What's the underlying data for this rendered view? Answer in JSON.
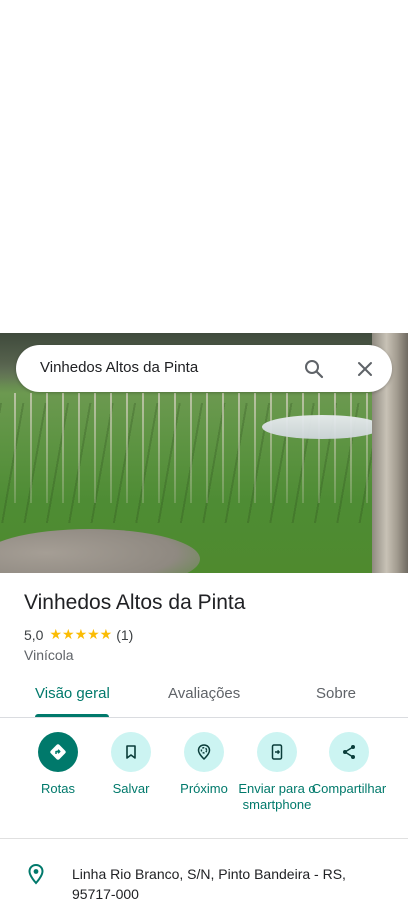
{
  "search": {
    "query": "Vinhedos Altos da Pinta"
  },
  "place": {
    "name": "Vinhedos Altos da Pinta",
    "rating": "5,0",
    "stars": "★★★★★",
    "review_count": "(1)",
    "category": "Vinícola"
  },
  "tabs": [
    {
      "label": "Visão geral",
      "active": true
    },
    {
      "label": "Avaliações",
      "active": false
    },
    {
      "label": "Sobre",
      "active": false
    }
  ],
  "actions": [
    {
      "label": "Rotas",
      "icon": "directions-icon"
    },
    {
      "label": "Salvar",
      "icon": "bookmark-icon"
    },
    {
      "label": "Próximo",
      "icon": "nearby-icon"
    },
    {
      "label": "Enviar para o smartphone",
      "icon": "send-to-phone-icon"
    },
    {
      "label": "Compartilhar",
      "icon": "share-icon"
    }
  ],
  "address": "Linha Rio Branco, S/N, Pinto Bandeira - RS, 95717-000",
  "colors": {
    "accent": "#00796b",
    "chip_bg": "#ccf4f2",
    "star": "#fbbc04"
  }
}
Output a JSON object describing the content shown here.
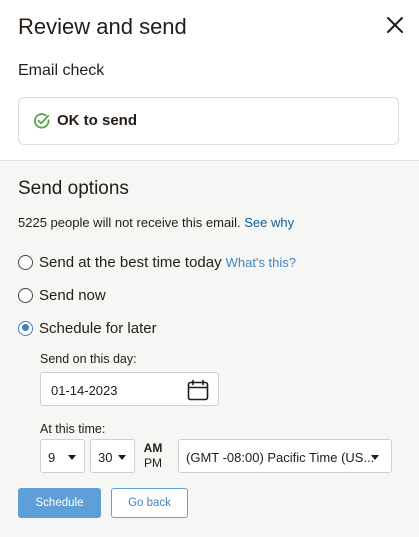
{
  "header": {
    "title": "Review and send"
  },
  "email_check": {
    "section_label": "Email check",
    "status_text": "OK to send",
    "status_icon": "check-circle-icon",
    "status_color": "#54a34a"
  },
  "send_options": {
    "title": "Send options",
    "notice_text": "5225 people will not receive this email.",
    "notice_link": "See why",
    "options": [
      {
        "label": "Send at the best time today",
        "hint": "What's this?",
        "checked": false
      },
      {
        "label": "Send now",
        "checked": false
      },
      {
        "label": "Schedule for later",
        "checked": true
      }
    ],
    "day_label": "Send on this day:",
    "date_value": "01-14-2023",
    "time_label": "At this time:",
    "hour": "9",
    "minute": "30",
    "am": "AM",
    "pm": "PM",
    "timezone": "(GMT -08:00) Pacific Time (US..."
  },
  "actions": {
    "schedule_label": "Schedule",
    "back_label": "Go back"
  },
  "colors": {
    "accent": "#5f9fd8",
    "link": "#0d5e9d",
    "background_bottom": "#f6f6f4"
  }
}
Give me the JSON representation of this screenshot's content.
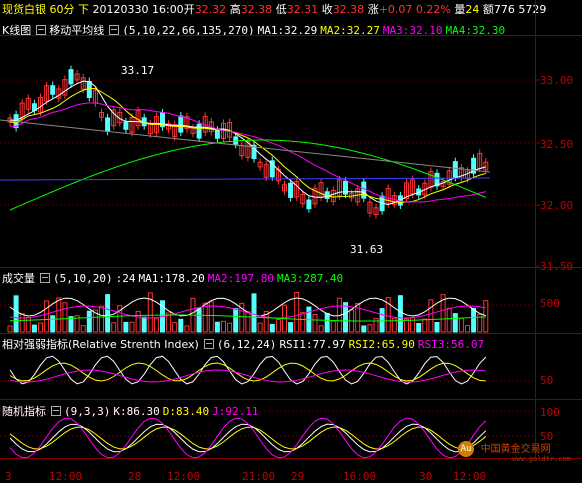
◆ ◆ ◆ ◆
## TASK DESCRIPTION
Show the lines of the data that hold the word "Schedule".

## RESPONSE TO THE TASK
        "label": "Schedule for later",
    "schedule_label": "Schedule",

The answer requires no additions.